- TASK DESCRIPTION
Look through the records below, and copy out every line that holds the string "JSON".

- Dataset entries

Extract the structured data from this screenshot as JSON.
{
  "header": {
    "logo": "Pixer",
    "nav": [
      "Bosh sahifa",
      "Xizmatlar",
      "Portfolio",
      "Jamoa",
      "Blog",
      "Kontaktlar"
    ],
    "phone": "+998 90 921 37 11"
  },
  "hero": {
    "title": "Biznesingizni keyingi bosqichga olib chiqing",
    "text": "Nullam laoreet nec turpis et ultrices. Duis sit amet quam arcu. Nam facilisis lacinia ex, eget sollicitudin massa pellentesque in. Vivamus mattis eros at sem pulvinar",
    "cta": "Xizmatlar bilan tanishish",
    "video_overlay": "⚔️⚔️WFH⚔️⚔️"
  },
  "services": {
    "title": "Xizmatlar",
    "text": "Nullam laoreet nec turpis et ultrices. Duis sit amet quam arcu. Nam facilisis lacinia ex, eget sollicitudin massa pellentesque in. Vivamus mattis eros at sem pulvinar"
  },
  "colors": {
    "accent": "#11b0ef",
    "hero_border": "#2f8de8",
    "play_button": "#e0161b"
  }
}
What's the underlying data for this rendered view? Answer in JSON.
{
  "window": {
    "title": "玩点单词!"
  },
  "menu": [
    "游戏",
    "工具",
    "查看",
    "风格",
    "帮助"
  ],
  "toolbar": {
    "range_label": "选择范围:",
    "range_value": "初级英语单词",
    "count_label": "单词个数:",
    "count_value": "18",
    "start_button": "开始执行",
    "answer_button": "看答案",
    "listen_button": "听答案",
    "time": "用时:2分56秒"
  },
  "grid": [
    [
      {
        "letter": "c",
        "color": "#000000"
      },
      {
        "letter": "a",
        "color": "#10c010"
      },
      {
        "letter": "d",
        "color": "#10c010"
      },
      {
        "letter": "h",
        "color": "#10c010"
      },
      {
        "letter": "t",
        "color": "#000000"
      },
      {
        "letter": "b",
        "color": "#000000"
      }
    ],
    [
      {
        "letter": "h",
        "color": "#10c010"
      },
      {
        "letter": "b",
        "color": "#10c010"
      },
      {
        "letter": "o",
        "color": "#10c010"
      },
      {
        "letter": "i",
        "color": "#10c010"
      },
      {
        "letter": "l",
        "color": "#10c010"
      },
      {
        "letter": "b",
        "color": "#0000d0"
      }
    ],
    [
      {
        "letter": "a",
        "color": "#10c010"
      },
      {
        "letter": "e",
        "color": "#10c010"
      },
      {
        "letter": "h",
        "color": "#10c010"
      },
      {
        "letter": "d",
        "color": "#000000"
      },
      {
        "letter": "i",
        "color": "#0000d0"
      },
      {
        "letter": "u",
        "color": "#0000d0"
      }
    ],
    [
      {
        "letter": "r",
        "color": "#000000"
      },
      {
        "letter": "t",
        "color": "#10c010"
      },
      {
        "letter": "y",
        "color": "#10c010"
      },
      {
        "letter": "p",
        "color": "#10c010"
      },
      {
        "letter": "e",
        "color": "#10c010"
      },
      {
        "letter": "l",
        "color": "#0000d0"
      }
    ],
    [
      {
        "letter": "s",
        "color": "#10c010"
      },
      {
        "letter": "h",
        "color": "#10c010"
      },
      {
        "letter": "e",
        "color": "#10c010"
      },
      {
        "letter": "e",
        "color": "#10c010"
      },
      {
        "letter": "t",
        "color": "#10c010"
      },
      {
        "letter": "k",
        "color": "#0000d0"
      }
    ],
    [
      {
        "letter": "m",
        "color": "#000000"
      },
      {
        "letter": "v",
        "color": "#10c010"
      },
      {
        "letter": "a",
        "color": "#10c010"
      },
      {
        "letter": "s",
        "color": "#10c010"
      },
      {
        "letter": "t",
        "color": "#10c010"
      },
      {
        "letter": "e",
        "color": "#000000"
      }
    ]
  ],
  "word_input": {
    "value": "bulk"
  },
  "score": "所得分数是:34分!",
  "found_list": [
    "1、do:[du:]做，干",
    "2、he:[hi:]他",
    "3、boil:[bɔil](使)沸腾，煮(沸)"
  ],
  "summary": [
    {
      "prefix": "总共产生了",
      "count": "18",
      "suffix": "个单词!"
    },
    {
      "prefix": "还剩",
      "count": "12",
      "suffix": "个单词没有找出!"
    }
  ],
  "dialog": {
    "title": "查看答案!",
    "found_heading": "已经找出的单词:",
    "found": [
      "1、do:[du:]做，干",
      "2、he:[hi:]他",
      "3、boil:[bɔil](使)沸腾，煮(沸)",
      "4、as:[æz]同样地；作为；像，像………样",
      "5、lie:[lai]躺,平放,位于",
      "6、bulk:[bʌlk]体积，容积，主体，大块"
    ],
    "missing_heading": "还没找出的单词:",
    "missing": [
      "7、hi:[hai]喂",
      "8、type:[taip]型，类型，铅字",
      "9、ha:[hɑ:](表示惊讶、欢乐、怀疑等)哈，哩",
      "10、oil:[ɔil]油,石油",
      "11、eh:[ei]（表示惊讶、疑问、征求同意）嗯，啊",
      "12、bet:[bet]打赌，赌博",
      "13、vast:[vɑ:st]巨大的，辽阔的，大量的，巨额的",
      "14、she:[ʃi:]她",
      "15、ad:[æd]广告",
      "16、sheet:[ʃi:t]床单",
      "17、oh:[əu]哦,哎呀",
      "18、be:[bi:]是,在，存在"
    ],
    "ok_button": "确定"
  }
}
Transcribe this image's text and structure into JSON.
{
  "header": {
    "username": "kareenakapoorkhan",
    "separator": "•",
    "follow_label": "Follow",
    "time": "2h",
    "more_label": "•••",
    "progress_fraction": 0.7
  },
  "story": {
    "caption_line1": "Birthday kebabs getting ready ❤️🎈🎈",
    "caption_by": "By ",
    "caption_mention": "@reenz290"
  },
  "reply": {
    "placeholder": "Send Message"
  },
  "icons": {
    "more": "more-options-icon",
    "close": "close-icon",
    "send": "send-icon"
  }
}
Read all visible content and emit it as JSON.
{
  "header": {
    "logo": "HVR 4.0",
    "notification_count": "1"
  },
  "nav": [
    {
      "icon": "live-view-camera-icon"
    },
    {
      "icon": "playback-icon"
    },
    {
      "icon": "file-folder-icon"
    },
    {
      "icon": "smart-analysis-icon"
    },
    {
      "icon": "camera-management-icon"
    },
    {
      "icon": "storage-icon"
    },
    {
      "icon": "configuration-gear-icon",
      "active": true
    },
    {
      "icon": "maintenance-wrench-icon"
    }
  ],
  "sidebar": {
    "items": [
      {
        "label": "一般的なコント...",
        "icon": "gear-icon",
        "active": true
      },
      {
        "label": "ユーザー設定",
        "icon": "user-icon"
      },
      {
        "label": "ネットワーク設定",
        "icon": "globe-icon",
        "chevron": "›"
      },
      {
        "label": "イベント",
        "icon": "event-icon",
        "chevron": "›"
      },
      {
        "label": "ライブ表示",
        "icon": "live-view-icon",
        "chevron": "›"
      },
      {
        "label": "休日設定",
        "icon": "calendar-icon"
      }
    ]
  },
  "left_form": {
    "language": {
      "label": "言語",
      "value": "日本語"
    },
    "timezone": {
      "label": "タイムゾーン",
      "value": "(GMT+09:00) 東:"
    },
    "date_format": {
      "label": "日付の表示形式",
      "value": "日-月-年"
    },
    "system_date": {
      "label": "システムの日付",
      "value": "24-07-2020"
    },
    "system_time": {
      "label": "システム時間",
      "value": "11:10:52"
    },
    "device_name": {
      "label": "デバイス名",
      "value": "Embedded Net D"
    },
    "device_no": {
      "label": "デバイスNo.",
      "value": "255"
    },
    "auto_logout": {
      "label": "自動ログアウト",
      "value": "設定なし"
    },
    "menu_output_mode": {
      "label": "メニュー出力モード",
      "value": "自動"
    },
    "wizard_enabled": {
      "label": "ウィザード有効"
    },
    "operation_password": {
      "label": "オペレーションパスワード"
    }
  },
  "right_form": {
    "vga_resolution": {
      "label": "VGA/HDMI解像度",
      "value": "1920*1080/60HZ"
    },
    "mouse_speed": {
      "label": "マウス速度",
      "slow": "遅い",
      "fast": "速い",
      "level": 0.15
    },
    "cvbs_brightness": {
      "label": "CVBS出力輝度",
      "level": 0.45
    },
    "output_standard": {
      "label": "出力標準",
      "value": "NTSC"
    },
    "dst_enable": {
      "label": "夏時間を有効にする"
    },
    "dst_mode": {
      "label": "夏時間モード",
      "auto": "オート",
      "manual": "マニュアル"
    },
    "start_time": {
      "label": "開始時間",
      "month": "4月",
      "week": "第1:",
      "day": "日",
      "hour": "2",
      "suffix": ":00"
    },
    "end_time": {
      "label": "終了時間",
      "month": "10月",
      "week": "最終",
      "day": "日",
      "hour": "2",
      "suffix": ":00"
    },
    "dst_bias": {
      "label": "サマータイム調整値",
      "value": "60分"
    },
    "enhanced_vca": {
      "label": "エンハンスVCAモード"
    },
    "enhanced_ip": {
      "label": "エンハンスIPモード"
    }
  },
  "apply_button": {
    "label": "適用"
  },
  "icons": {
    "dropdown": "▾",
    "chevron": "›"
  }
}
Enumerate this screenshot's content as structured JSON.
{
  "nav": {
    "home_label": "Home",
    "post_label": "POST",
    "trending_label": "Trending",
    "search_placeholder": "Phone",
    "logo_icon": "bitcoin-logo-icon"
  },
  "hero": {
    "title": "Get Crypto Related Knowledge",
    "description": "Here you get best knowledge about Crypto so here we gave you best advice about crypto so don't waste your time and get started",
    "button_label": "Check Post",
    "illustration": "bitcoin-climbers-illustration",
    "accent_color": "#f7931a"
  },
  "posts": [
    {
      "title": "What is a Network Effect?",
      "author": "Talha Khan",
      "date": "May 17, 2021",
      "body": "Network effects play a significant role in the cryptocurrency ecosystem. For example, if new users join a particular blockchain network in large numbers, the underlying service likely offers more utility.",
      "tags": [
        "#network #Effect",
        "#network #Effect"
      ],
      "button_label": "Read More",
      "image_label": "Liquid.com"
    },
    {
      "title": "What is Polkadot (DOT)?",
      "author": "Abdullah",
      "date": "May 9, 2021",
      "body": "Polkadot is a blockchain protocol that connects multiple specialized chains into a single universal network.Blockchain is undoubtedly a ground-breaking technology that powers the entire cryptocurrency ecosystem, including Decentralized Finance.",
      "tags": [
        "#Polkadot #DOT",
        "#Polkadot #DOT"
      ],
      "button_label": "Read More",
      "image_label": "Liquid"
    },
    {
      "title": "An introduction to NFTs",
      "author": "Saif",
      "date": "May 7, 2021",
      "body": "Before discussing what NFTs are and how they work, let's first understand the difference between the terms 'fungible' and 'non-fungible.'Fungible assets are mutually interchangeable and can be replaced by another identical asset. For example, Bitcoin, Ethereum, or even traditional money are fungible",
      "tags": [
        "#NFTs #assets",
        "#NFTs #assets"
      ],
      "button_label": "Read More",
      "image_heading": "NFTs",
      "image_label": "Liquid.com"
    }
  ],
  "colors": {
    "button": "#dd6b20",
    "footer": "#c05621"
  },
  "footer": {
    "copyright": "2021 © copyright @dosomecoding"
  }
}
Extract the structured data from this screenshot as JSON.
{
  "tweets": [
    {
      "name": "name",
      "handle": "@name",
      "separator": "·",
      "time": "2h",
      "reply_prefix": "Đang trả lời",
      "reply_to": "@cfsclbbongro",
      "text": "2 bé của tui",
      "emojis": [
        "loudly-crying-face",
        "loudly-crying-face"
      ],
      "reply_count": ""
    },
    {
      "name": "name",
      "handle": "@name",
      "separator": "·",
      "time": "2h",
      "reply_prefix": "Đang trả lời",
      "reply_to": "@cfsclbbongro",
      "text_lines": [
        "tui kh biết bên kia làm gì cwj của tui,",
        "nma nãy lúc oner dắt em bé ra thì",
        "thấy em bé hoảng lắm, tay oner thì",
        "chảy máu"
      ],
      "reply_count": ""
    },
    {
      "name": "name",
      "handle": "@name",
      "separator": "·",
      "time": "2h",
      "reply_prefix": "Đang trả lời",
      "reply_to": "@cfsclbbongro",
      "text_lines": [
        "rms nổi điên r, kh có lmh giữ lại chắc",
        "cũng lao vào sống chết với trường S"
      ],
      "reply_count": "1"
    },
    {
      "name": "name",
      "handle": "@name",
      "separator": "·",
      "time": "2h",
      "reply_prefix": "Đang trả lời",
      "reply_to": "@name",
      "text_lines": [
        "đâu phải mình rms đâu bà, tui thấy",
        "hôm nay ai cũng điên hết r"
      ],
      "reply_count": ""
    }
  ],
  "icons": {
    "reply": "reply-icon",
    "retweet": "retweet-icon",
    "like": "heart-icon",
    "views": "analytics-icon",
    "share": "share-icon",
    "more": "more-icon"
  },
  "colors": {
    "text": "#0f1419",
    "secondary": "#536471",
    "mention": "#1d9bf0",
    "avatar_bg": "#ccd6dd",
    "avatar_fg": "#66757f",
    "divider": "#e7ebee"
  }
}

- ANSWER TO THE EXERCISE
Extract the structured data from this screenshot as JSON.
What's the underlying data for this rendered view? Answer in JSON.
Transcribe this image's text and structure into JSON.
Read all visible content and emit it as JSON.
Enumerate this screenshot's content as structured JSON.
Extract the structured data from this screenshot as JSON.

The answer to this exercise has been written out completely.